**Provided data**

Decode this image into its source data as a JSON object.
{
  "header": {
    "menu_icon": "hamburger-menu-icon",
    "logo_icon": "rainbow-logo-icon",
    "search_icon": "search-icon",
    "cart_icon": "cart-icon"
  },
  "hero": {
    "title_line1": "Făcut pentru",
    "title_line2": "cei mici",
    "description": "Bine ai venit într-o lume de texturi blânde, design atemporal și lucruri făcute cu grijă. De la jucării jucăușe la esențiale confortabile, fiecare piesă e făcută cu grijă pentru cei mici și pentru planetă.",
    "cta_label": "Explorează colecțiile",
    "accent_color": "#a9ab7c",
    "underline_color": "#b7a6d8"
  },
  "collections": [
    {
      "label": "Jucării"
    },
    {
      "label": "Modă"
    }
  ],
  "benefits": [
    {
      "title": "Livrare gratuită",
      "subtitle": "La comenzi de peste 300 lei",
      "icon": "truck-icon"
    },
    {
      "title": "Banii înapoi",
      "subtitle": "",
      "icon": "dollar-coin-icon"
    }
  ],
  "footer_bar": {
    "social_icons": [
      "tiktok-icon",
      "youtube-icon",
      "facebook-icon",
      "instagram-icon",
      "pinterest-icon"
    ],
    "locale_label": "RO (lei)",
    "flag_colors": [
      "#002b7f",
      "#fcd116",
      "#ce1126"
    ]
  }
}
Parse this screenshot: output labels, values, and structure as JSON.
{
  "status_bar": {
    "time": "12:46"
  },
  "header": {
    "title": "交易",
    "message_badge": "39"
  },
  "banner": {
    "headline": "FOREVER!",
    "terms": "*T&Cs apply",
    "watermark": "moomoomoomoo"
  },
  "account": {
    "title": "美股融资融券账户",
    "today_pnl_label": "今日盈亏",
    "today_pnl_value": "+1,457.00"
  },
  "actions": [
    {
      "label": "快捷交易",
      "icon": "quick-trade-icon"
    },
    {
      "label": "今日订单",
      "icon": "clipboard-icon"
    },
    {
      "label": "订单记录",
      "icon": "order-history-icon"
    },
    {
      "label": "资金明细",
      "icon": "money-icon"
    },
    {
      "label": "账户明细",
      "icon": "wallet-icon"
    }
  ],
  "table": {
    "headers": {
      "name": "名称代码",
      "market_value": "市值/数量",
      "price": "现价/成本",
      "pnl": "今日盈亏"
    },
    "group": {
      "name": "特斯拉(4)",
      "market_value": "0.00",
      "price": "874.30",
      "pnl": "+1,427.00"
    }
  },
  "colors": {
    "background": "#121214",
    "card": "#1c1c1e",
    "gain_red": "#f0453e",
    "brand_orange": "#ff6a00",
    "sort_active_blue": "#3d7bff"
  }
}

---

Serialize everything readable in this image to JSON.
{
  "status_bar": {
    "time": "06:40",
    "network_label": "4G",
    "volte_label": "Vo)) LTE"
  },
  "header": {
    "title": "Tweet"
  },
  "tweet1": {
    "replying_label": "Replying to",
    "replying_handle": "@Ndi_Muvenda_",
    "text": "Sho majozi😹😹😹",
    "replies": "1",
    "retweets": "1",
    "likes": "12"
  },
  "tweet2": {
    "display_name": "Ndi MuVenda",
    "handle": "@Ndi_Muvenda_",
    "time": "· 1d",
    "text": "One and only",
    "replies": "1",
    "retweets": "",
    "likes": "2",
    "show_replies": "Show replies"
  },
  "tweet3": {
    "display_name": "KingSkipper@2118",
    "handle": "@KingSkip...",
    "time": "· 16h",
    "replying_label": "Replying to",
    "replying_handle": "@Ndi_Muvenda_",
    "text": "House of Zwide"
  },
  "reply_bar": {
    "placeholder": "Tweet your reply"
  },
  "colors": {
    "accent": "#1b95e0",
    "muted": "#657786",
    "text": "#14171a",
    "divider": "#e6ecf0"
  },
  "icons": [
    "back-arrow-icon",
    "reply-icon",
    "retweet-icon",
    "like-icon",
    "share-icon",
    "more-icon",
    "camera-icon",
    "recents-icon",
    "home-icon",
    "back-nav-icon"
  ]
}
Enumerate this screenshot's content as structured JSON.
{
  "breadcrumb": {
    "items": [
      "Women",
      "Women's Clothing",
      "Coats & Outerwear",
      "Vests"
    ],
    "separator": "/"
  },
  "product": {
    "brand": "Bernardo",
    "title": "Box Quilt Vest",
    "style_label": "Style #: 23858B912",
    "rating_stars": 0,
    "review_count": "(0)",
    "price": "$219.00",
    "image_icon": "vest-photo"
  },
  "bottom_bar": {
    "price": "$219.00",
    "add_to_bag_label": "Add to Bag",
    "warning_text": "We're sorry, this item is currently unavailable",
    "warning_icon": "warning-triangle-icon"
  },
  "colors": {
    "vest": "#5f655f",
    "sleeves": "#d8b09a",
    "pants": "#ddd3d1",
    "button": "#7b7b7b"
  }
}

**Written exercise**
State only how many lines in the material include "subtitle".

**Task output**
2